Required task.
Collect each line of the entries that holds the string "eines".

- - -

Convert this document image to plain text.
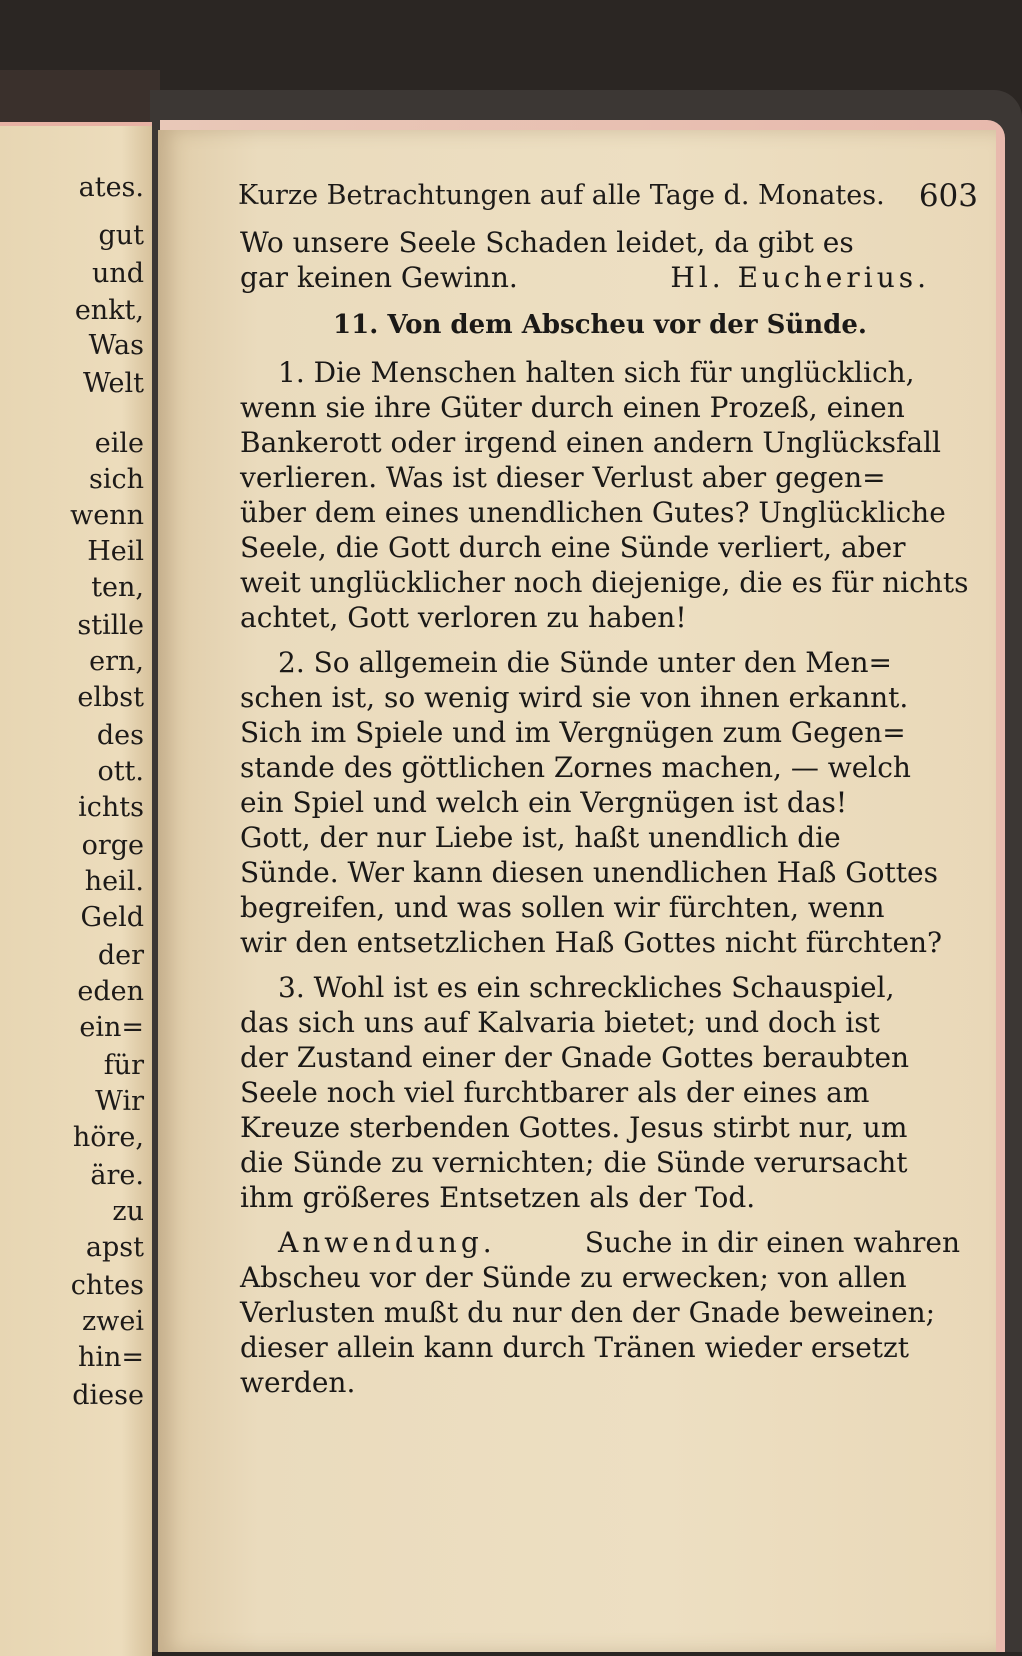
ates.
gut
und
enkt,
Was
Welt
eile
sich
wenn
Heil
ten,
stille
ern,
elbst
des
ott.
ichts
orge
heil.
Geld
der
eden
ein=
für
Wir
höre,
äre.
zu
apst
chtes
zwei
hin=
diese
Kurze Betrachtungen auf alle Tage d. Monates. 603
Wo unsere Seele Schaden leidet, da gibt es
gar keinen Gewinn.	Hl. Eucherius.
11. Von dem Abscheu vor der Sünde.
1. Die Menschen halten sich für unglücklich,
wenn sie ihre Güter durch einen Prozeß, einen
Bankerott oder irgend einen andern Unglücksfall
verlieren. Was ist dieser Verlust aber gegen=
über dem eines unendlichen Gutes? Unglückliche
Seele, die Gott durch eine Sünde verliert, aber
weit unglücklicher noch diejenige, die es für nichts
achtet, Gott verloren zu haben!
2. So allgemein die Sünde unter den Men=
schen ist, so wenig wird sie von ihnen erkannt.
Sich im Spiele und im Vergnügen zum Gegen=
stande des göttlichen Zornes machen, — welch
ein Spiel und welch ein Vergnügen ist das!
Gott, der nur Liebe ist, haßt unendlich die
Sünde. Wer kann diesen unendlichen Haß Gottes
begreifen, und was sollen wir fürchten, wenn
wir den entsetzlichen Haß Gottes nicht fürchten?
3. Wohl ist es ein schreckliches Schauspiel,
das sich uns auf Kalvaria bietet; und doch ist
der Zustand einer der Gnade Gottes beraubten
Seele noch viel furchtbarer als der eines am
Kreuze sterbenden Gottes. Jesus stirbt nur, um
die Sünde zu vernichten; die Sünde verursacht
ihm größeres Entsetzen als der Tod.
Anwendung.	Suche in dir einen wahren
Abscheu vor der Sünde zu erwecken; von allen
Verlusten mußt du nur den der Gnade beweinen;
dieser allein kann durch Tränen wieder ersetzt
werden.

- - -

Solution.
über dem eines unendlichen Gutes? Unglückliche
Seele noch viel furchtbarer als der eines am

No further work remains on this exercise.